- STATED EXERCISE -
Return all of the lines below exactly as they are.

Stored data entries
#####

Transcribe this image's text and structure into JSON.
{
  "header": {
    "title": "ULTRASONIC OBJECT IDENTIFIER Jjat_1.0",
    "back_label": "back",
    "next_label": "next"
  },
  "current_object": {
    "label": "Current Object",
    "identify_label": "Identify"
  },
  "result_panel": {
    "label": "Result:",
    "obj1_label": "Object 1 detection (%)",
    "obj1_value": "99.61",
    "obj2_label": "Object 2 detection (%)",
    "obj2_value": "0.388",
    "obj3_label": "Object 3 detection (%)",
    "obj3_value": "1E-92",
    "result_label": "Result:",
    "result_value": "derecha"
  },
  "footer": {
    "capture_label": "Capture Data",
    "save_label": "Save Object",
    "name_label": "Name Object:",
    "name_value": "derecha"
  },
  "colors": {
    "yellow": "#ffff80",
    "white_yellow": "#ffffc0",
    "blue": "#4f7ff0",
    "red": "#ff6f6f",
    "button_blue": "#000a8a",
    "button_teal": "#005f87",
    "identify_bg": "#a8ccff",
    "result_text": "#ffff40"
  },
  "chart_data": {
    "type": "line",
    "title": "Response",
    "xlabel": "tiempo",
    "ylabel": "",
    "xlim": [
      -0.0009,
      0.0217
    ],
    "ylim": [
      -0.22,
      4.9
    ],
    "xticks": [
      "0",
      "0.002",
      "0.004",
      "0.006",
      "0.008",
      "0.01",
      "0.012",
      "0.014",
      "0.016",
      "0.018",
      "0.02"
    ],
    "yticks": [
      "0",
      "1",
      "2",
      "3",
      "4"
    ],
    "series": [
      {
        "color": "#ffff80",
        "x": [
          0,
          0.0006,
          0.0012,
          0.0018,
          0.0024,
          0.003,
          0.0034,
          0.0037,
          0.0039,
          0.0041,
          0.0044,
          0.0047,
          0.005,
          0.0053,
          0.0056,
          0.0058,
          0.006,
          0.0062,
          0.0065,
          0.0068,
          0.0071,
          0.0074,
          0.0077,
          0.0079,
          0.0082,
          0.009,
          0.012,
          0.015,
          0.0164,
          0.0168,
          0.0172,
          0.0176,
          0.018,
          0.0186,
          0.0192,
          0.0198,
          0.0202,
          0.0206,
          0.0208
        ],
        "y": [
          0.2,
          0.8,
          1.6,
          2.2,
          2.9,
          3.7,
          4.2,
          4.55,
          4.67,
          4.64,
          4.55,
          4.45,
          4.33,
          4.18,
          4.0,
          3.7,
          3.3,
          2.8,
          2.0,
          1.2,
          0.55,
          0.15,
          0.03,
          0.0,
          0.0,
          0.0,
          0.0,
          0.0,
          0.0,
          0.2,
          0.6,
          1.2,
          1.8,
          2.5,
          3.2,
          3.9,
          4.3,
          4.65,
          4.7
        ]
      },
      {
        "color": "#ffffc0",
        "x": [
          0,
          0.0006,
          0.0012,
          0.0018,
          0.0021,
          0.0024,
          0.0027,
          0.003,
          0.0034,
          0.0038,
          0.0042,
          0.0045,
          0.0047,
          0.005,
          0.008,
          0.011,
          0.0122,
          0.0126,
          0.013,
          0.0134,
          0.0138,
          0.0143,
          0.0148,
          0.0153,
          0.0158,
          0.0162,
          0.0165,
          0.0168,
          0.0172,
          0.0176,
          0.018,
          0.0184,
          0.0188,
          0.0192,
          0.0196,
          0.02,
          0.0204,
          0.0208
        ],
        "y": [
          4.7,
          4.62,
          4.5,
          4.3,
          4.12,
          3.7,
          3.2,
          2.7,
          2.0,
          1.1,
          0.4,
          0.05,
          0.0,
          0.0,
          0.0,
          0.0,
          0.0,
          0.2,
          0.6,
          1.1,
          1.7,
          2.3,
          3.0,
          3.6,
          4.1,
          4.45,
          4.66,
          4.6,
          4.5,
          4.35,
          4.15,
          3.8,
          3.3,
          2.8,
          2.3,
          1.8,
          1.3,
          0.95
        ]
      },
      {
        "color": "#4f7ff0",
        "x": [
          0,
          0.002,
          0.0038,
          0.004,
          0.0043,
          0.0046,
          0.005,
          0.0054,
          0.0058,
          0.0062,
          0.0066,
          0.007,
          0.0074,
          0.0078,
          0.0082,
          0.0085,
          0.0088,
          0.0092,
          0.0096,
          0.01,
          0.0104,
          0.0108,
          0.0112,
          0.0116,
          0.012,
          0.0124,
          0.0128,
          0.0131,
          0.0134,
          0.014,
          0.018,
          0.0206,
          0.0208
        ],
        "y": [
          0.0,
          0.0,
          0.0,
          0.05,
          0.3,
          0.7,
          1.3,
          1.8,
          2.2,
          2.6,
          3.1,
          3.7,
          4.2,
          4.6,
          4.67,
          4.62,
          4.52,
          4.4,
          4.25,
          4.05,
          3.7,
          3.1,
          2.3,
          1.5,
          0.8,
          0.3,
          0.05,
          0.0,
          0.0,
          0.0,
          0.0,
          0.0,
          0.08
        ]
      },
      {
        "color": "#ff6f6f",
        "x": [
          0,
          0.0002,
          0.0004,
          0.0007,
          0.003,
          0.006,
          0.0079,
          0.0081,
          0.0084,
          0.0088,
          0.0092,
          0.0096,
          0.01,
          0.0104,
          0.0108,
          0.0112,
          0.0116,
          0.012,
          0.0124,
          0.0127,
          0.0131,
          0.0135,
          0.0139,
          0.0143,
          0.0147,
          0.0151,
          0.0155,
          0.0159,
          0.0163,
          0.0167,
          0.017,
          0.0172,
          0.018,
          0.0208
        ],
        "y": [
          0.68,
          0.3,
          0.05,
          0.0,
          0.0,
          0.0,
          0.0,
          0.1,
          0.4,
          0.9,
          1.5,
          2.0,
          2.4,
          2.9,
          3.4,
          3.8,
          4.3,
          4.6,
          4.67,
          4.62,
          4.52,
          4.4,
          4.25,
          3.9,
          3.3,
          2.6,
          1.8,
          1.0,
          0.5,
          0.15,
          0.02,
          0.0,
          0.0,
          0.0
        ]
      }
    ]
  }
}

#####

- RESULT OF THIS TASK -
Transcribe this image's text and structure into JSON.
{
  "header": {
    "title": "ULTRASONIC OBJECT IDENTIFIER Jjat_1.0",
    "back_label": "back",
    "next_label": "next"
  },
  "current_object": {
    "label": "Current Object",
    "identify_label": "Identify"
  },
  "result_panel": {
    "label": "Result:",
    "obj1_label": "Object 1 detection (%)",
    "obj1_value": "99.61",
    "obj2_label": "Object 2 detection (%)",
    "obj2_value": "0.388",
    "obj3_label": "Object 3 detection (%)",
    "obj3_value": "1E-92",
    "result_label": "Result:",
    "result_value": "derecha"
  },
  "footer": {
    "capture_label": "Capture Data",
    "save_label": "Save Object",
    "name_label": "Name Object:",
    "name_value": "derecha"
  },
  "colors": {
    "yellow": "#ffff80",
    "white_yellow": "#ffffc0",
    "blue": "#4f7ff0",
    "red": "#ff6f6f",
    "button_blue": "#000a8a",
    "button_teal": "#005f87",
    "identify_bg": "#a8ccff",
    "result_text": "#ffff40"
  },
  "chart_data": {
    "type": "line",
    "title": "Response",
    "xlabel": "tiempo",
    "ylabel": "",
    "xlim": [
      -0.0009,
      0.0217
    ],
    "ylim": [
      -0.22,
      4.9
    ],
    "xticks": [
      "0",
      "0.002",
      "0.004",
      "0.006",
      "0.008",
      "0.01",
      "0.012",
      "0.014",
      "0.016",
      "0.018",
      "0.02"
    ],
    "yticks": [
      "0",
      "1",
      "2",
      "3",
      "4"
    ],
    "series": [
      {
        "color": "#ffff80",
        "x": [
          0,
          0.0006,
          0.0012,
          0.0018,
          0.0024,
          0.003,
          0.0034,
          0.0037,
          0.0039,
          0.0041,
          0.0044,
          0.0047,
          0.005,
          0.0053,
          0.0056,
          0.0058,
          0.006,
          0.0062,
          0.0065,
          0.0068,
          0.0071,
          0.0074,
          0.0077,
          0.0079,
          0.0082,
          0.009,
          0.012,
          0.015,
          0.0164,
          0.0168,
          0.0172,
          0.0176,
          0.018,
          0.0186,
          0.0192,
          0.0198,
          0.0202,
          0.0206,
          0.0208
        ],
        "y": [
          0.2,
          0.8,
          1.6,
          2.2,
          2.9,
          3.7,
          4.2,
          4.55,
          4.67,
          4.64,
          4.55,
          4.45,
          4.33,
          4.18,
          4.0,
          3.7,
          3.3,
          2.8,
          2.0,
          1.2,
          0.55,
          0.15,
          0.03,
          0.0,
          0.0,
          0.0,
          0.0,
          0.0,
          0.0,
          0.2,
          0.6,
          1.2,
          1.8,
          2.5,
          3.2,
          3.9,
          4.3,
          4.65,
          4.7
        ]
      },
      {
        "color": "#ffffc0",
        "x": [
          0,
          0.0006,
          0.0012,
          0.0018,
          0.0021,
          0.0024,
          0.0027,
          0.003,
          0.0034,
          0.0038,
          0.0042,
          0.0045,
          0.0047,
          0.005,
          0.008,
          0.011,
          0.0122,
          0.0126,
          0.013,
          0.0134,
          0.0138,
          0.0143,
          0.0148,
          0.0153,
          0.0158,
          0.0162,
          0.0165,
          0.0168,
          0.0172,
          0.0176,
          0.018,
          0.0184,
          0.0188,
          0.0192,
          0.0196,
          0.02,
          0.0204,
          0.0208
        ],
        "y": [
          4.7,
          4.62,
          4.5,
          4.3,
          4.12,
          3.7,
          3.2,
          2.7,
          2.0,
          1.1,
          0.4,
          0.05,
          0.0,
          0.0,
          0.0,
          0.0,
          0.0,
          0.2,
          0.6,
          1.1,
          1.7,
          2.3,
          3.0,
          3.6,
          4.1,
          4.45,
          4.66,
          4.6,
          4.5,
          4.35,
          4.15,
          3.8,
          3.3,
          2.8,
          2.3,
          1.8,
          1.3,
          0.95
        ]
      },
      {
        "color": "#4f7ff0",
        "x": [
          0,
          0.002,
          0.0038,
          0.004,
          0.0043,
          0.0046,
          0.005,
          0.0054,
          0.0058,
          0.0062,
          0.0066,
          0.007,
          0.0074,
          0.0078,
          0.0082,
          0.0085,
          0.0088,
          0.0092,
          0.0096,
          0.01,
          0.0104,
          0.0108,
          0.0112,
          0.0116,
          0.012,
          0.0124,
          0.0128,
          0.0131,
          0.0134,
          0.014,
          0.018,
          0.0206,
          0.0208
        ],
        "y": [
          0.0,
          0.0,
          0.0,
          0.05,
          0.3,
          0.7,
          1.3,
          1.8,
          2.2,
          2.6,
          3.1,
          3.7,
          4.2,
          4.6,
          4.67,
          4.62,
          4.52,
          4.4,
          4.25,
          4.05,
          3.7,
          3.1,
          2.3,
          1.5,
          0.8,
          0.3,
          0.05,
          0.0,
          0.0,
          0.0,
          0.0,
          0.0,
          0.08
        ]
      },
      {
        "color": "#ff6f6f",
        "x": [
          0,
          0.0002,
          0.0004,
          0.0007,
          0.003,
          0.006,
          0.0079,
          0.0081,
          0.0084,
          0.0088,
          0.0092,
          0.0096,
          0.01,
          0.0104,
          0.0108,
          0.0112,
          0.0116,
          0.012,
          0.0124,
          0.0127,
          0.0131,
          0.0135,
          0.0139,
          0.0143,
          0.0147,
          0.0151,
          0.0155,
          0.0159,
          0.0163,
          0.0167,
          0.017,
          0.0172,
          0.018,
          0.0208
        ],
        "y": [
          0.68,
          0.3,
          0.05,
          0.0,
          0.0,
          0.0,
          0.0,
          0.1,
          0.4,
          0.9,
          1.5,
          2.0,
          2.4,
          2.9,
          3.4,
          3.8,
          4.3,
          4.6,
          4.67,
          4.62,
          4.52,
          4.4,
          4.25,
          3.9,
          3.3,
          2.6,
          1.8,
          1.0,
          0.5,
          0.15,
          0.02,
          0.0,
          0.0,
          0.0
        ]
      }
    ]
  }
}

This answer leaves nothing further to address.